Page records with their text:
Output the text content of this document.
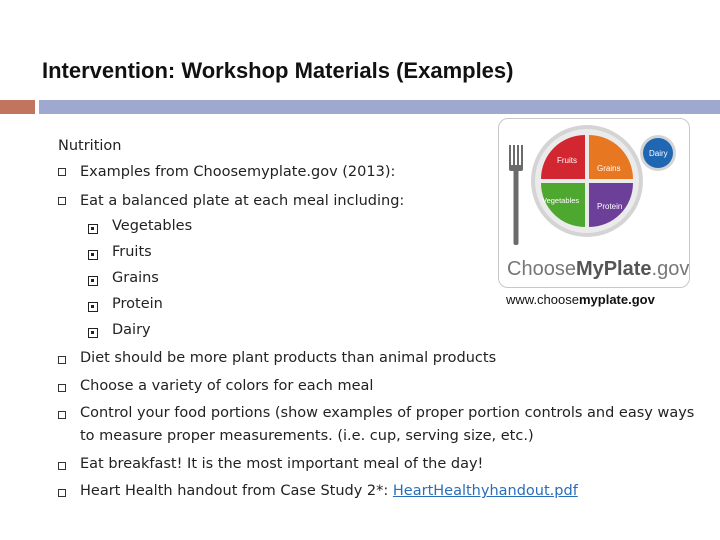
Intervention: Workshop Materials (Examples)
Nutrition
Examples from Choosemyplate.gov (2013):
Eat a balanced plate at each meal including:
Vegetables
Fruits
Grains
Protein
Dairy
Diet should be more plant products than animal products
Choose a variety of colors for each meal
Control your food portions (show examples of proper portion controls and easy ways to measure proper measurements. (i.e. cup, serving size, etc.)
Eat breakfast! It is the most important meal of the day!
Heart Health handout from Case Study 2*: HeartHealthyhandout.pdf
Fruits
Grains
Vegetables
Protein
Dairy
ChooseMyPlate.gov
www.choosemyplate.gov
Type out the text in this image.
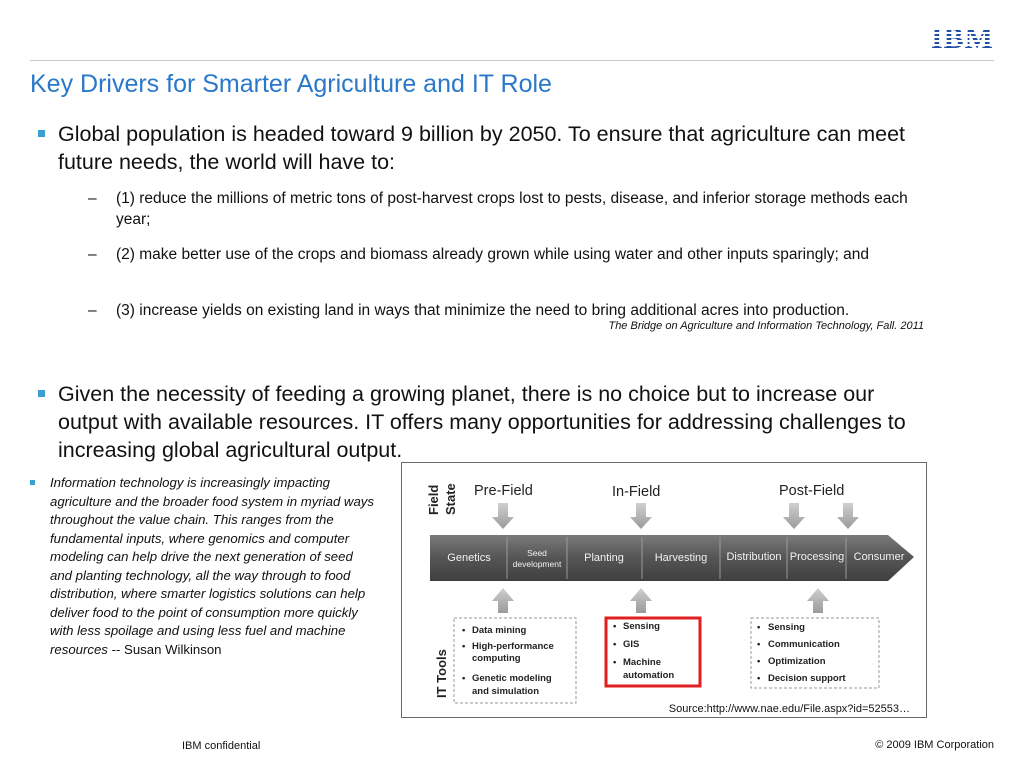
IBM
Key Drivers for Smarter Agriculture and IT Role
Global population is headed toward 9 billion by 2050. To ensure that agriculture can meet future needs, the world will have to:
– (1) reduce the millions of metric tons of post-harvest crops lost to pests, disease, and inferior storage methods each year;
– (2) make better use of the crops and biomass already grown while using water and other inputs sparingly; and
– (3) increase yields on existing land in ways that minimize the need to bring additional acres into production.
The Bridge on Agriculture and Information Technology, Fall. 2011
Given the necessity of feeding a growing planet, there is no choice but to increase our output with available resources. IT offers many opportunities for addressing challenges to increasing global agricultural output.
Information technology is increasingly impacting agriculture and the broader food system in myriad ways throughout the value chain. This ranges from the fundamental inputs, where genomics and computer modeling can help drive the next generation of seed and planting technology, all the way through to food distribution, where smarter logistics solutions can help deliver food to the point of consumption more quickly with less spoilage and using less fuel and machine resources -- Susan Wilkinson
Field State
IT Tools
Pre-Field	In-Field	Post-Field
Genetics	Seed
development Planting	Harvesting Distribution Processing Consumer
• Data mining
• High-performance
computing
• Genetic modeling
and simulation
• Sensing
• GIS
• Machine
automation
• Sensing
• Communication
• Optimization
• Decision support
Source:http://www.nae.edu/File.aspx?id=52553…
IBM confidential	© 2009 IBM Corporation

* [About this exercise]
The records above are to be restated exactly, without their pictures.

* [Finished exercise]
Output the text content of this document.
Intervention: Workshop Materials (Examples)
Nutrition
Examples from Choosemyplate.gov (2013):
Eat a balanced plate at each meal including:
Vegetables
Fruits
Grains
Protein
Dairy
Diet should be more plant products than animal products
Choose a variety of colors for each meal
Control your food portions (show examples of proper portion controls and easy ways to measure proper measurements. (i.e. cup, serving size, etc.)
Eat breakfast! It is the most important meal of the day!
Heart Health handout from Case Study 2*: HeartHealthyhandout.pdf
Fruits
Grains
Vegetables
Protein
Dairy
ChooseMyPlate.gov
www.choosemyplate.gov
Type out the text in this image.
IBM
Key Drivers for Smarter Agriculture and IT Role
Global population is headed toward 9 billion by 2050. To ensure that agriculture can meet future needs, the world will have to:
– (1) reduce the millions of metric tons of post-harvest crops lost to pests, disease, and inferior storage methods each year;
– (2) make better use of the crops and biomass already grown while using water and other inputs sparingly; and
– (3) increase yields on existing land in ways that minimize the need to bring additional acres into production.
The Bridge on Agriculture and Information Technology, Fall. 2011
Given the necessity of feeding a growing planet, there is no choice but to increase our output with available resources. IT offers many opportunities for addressing challenges to increasing global agricultural output.
Information technology is increasingly impacting agriculture and the broader food system in myriad ways throughout the value chain. This ranges from the fundamental inputs, where genomics and computer modeling can help drive the next generation of seed and planting technology, all the way through to food distribution, where smarter logistics solutions can help deliver food to the point of consumption more quickly with less spoilage and using less fuel and machine resources -- Susan Wilkinson
Field State
IT Tools
Pre-Field	In-Field	Post-Field
Genetics	Seed
development Planting	Harvesting Distribution Processing Consumer
• Data mining
• High-performance
computing
• Genetic modeling
and simulation
• Sensing
• GIS
• Machine
automation
• Sensing
• Communication
• Optimization
• Decision support
Source:http://www.nae.edu/File.aspx?id=52553…
IBM confidential	© 2009 IBM Corporation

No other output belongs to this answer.